» **To do**: Gather up the lines that contain "screenshot".

[start]

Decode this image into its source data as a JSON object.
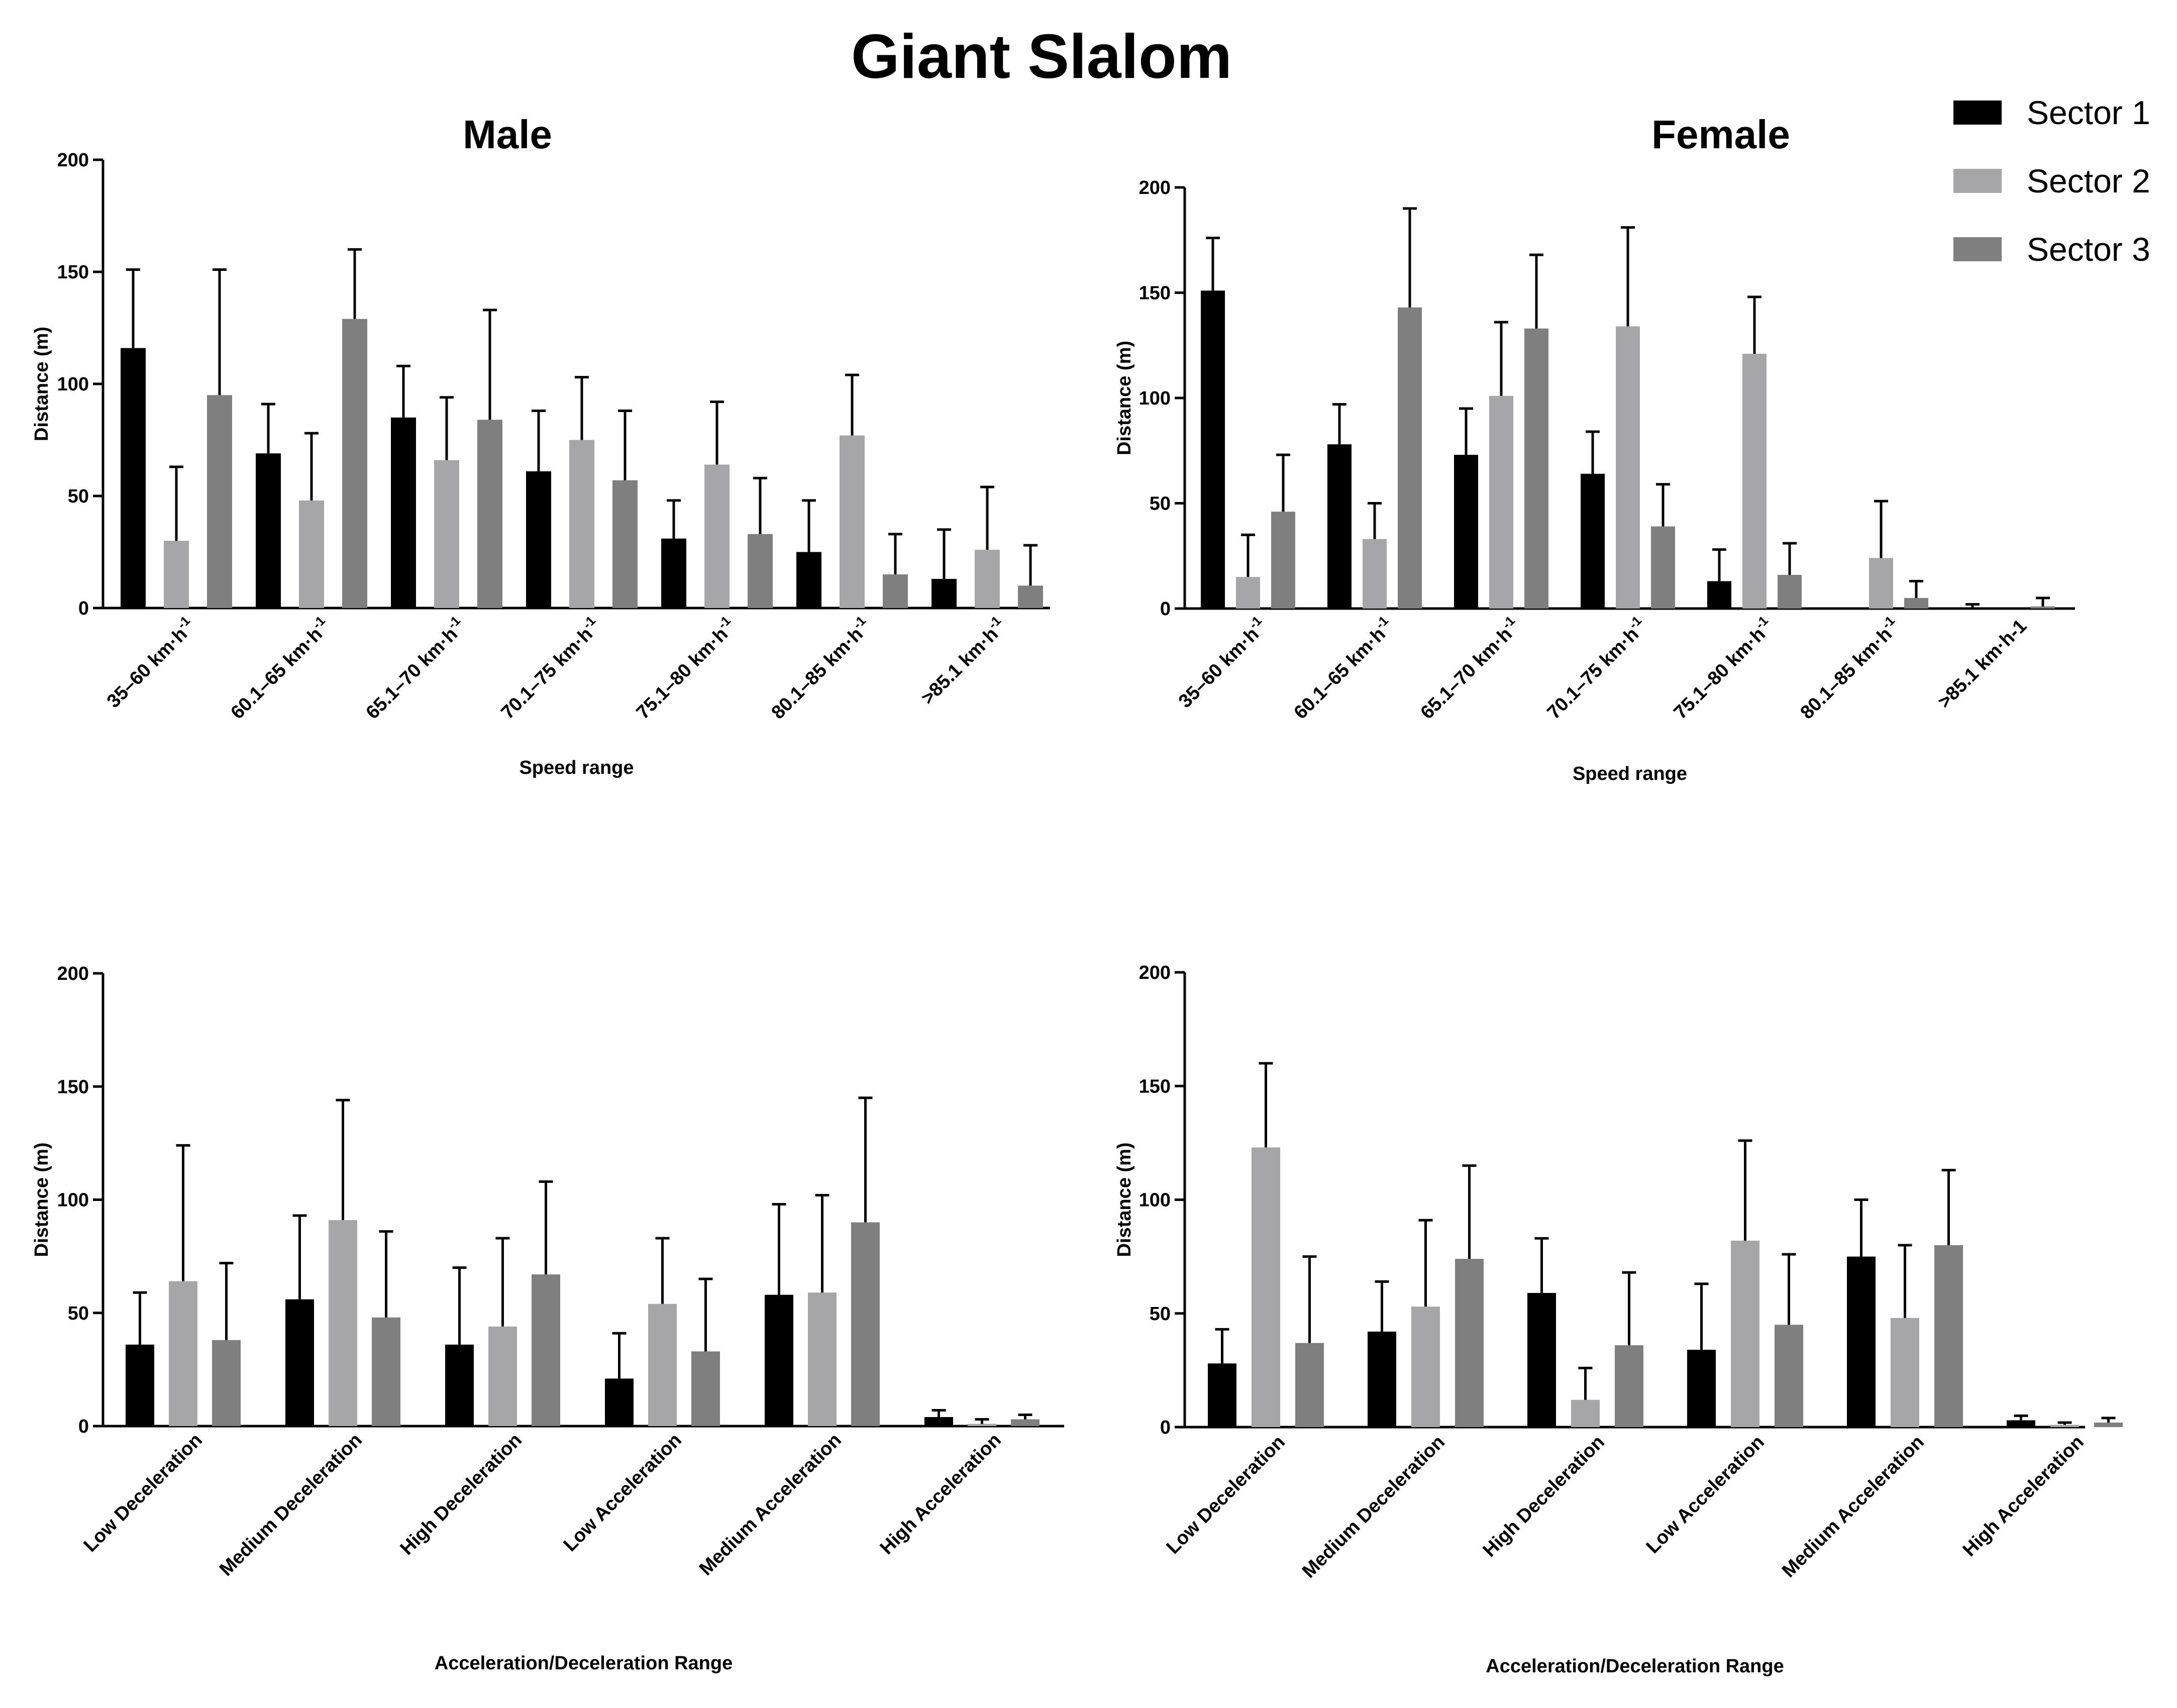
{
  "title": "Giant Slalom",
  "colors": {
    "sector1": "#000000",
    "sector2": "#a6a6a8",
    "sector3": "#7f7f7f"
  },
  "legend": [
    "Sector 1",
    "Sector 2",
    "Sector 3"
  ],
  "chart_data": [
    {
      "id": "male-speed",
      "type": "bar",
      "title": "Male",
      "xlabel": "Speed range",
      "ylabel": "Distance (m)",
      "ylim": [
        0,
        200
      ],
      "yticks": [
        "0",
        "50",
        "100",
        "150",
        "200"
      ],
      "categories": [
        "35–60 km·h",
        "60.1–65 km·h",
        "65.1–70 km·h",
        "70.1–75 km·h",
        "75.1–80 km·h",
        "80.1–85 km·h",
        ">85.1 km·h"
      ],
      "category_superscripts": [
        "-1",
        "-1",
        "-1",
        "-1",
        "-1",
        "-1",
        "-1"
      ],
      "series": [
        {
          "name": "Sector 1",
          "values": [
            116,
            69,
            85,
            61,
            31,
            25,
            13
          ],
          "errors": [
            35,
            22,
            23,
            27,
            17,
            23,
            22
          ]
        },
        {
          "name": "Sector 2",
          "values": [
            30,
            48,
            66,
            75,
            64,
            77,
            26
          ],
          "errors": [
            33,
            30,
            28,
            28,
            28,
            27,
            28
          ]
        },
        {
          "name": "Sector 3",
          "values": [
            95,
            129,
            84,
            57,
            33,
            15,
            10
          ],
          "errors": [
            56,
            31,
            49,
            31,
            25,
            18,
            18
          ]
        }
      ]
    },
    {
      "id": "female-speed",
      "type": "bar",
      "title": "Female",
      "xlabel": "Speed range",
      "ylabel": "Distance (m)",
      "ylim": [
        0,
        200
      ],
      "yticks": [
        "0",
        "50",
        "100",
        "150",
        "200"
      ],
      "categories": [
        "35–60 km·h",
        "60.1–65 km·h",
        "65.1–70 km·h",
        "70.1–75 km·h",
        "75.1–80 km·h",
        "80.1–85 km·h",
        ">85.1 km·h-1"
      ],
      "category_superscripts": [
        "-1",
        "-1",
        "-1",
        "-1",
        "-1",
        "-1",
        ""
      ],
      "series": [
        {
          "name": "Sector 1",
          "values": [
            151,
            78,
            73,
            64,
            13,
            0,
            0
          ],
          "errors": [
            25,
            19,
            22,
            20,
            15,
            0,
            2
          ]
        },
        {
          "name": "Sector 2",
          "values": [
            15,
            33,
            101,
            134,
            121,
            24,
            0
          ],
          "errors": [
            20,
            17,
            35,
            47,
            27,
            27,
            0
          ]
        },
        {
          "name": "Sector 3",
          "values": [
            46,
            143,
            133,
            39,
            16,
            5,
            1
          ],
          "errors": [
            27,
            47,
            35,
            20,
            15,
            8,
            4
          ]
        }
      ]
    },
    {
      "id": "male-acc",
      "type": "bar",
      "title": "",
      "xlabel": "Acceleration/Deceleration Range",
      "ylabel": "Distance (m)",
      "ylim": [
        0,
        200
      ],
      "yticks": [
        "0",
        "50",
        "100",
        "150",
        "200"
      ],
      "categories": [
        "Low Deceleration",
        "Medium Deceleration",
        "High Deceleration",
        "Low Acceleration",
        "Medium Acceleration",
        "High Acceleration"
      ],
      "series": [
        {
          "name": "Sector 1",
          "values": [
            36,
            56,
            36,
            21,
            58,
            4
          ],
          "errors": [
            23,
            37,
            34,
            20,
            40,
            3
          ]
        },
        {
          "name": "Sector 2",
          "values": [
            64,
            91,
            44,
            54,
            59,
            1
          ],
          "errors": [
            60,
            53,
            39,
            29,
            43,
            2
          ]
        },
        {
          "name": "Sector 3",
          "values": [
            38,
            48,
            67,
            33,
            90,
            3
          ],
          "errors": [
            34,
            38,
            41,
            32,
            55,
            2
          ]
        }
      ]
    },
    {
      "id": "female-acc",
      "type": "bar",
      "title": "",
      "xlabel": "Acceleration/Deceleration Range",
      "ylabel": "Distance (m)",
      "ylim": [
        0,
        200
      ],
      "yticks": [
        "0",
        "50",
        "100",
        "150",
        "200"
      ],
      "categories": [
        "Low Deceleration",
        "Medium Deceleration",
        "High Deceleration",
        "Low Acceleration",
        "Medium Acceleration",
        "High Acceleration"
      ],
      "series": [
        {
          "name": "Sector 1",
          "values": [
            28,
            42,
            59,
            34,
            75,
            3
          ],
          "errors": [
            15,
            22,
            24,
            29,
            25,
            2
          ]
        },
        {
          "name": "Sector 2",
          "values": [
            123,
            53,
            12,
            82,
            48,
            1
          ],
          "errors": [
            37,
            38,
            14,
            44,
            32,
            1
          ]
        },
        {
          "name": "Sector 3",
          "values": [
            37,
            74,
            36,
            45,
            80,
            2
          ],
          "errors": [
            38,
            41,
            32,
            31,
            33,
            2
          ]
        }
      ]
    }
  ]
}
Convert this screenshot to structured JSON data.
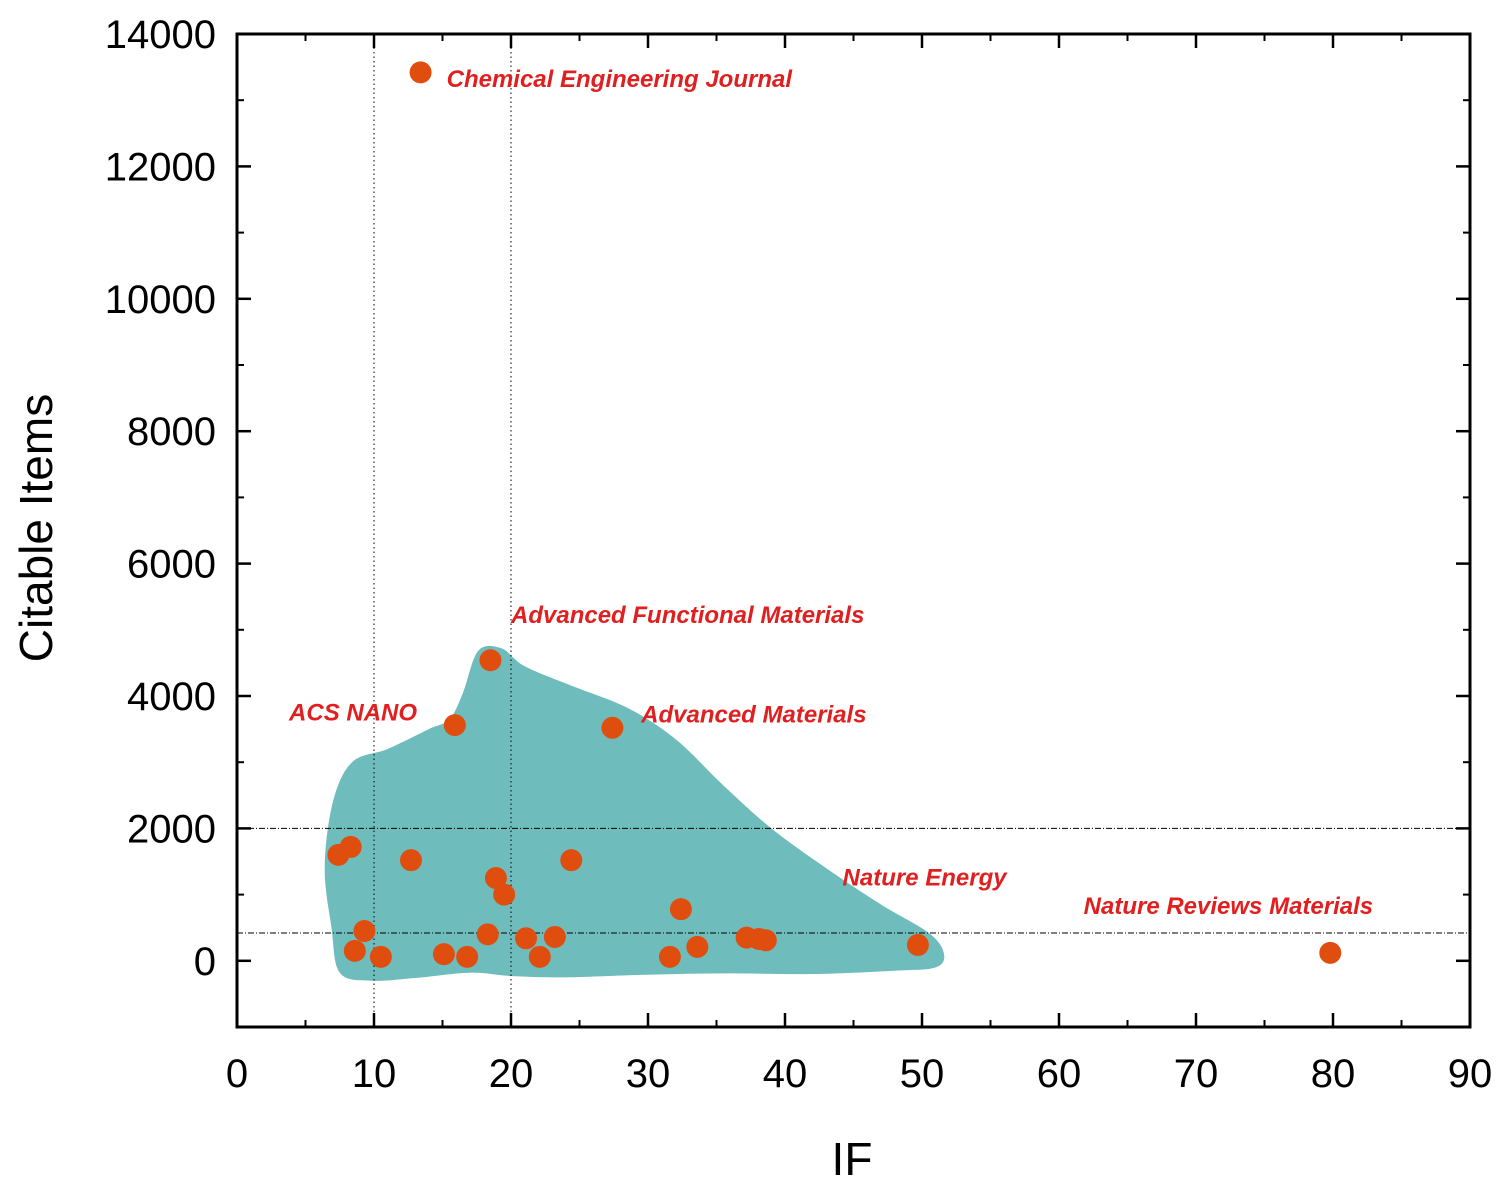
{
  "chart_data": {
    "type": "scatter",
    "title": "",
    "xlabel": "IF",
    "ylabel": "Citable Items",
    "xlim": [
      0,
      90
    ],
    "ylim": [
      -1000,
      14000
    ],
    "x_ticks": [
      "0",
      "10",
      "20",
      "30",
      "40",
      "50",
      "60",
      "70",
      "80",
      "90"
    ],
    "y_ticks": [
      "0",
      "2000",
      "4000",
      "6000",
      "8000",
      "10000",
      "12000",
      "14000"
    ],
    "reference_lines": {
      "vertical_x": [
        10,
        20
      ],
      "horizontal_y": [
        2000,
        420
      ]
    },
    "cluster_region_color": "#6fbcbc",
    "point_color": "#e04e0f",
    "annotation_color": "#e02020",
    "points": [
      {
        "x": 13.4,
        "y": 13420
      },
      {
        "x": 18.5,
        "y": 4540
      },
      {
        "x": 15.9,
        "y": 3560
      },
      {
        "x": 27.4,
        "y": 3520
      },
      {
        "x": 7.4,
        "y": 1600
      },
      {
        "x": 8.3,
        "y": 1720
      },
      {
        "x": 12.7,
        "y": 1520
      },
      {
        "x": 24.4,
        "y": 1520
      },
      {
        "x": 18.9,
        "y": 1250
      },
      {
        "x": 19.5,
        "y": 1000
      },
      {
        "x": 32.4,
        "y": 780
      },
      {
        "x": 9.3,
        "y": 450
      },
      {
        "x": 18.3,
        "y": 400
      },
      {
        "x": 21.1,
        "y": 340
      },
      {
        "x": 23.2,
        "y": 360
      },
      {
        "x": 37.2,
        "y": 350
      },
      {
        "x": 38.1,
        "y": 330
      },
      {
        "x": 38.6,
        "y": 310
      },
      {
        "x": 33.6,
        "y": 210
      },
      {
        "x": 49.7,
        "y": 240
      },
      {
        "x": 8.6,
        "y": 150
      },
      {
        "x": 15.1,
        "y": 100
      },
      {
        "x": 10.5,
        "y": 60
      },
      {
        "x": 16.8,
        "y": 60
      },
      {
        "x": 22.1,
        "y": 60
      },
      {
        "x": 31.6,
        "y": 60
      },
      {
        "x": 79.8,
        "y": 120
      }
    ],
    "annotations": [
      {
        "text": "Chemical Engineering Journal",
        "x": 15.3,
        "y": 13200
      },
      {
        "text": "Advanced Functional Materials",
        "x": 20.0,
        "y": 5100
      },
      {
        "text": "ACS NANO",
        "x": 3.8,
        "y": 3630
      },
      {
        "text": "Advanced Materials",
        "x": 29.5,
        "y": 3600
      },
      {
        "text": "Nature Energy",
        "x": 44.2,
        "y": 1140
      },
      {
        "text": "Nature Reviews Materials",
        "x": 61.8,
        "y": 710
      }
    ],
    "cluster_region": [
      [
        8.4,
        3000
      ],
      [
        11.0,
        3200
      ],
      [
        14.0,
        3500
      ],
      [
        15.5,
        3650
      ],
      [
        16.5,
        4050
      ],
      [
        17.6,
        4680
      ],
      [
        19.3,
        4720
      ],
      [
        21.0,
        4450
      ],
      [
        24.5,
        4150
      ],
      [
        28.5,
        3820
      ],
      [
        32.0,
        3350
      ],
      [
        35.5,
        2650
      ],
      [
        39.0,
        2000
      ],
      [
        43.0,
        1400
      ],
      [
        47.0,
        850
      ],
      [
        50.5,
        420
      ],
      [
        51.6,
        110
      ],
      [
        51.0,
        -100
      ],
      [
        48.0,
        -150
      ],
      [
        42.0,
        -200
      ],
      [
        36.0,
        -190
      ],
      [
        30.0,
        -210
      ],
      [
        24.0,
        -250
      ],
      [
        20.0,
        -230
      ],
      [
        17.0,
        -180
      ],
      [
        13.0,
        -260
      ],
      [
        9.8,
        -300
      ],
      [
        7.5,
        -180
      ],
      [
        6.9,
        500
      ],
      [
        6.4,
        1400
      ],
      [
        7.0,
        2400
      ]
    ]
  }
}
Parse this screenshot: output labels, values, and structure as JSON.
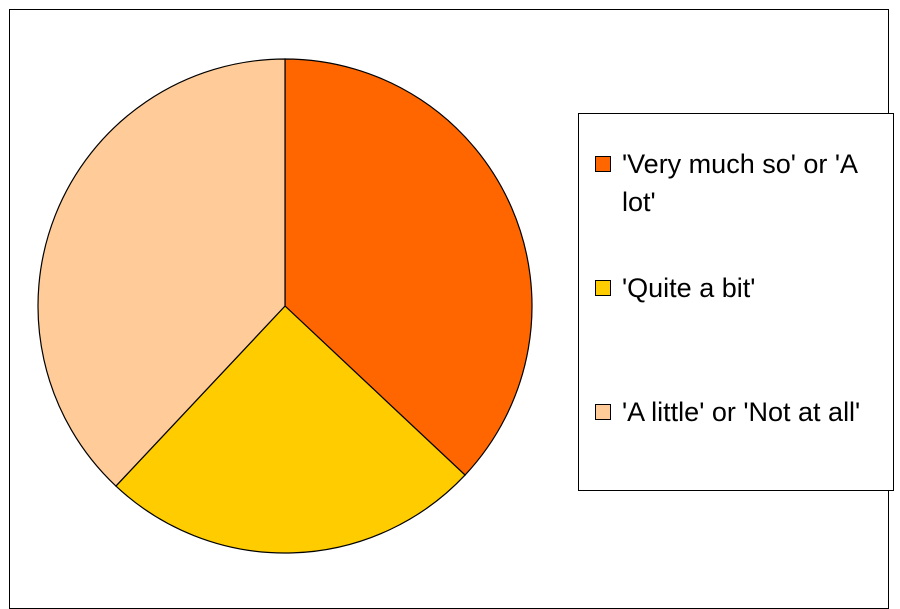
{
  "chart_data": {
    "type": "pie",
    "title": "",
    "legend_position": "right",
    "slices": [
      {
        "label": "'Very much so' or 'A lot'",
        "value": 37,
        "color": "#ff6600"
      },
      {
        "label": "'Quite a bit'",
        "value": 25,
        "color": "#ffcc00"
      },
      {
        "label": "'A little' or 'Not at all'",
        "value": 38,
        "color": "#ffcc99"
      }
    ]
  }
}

[end]

» **Correct answer**:
Convert this screenshot to structured JSON data.
Parse this screenshot: output labels, values, and structure as JSON.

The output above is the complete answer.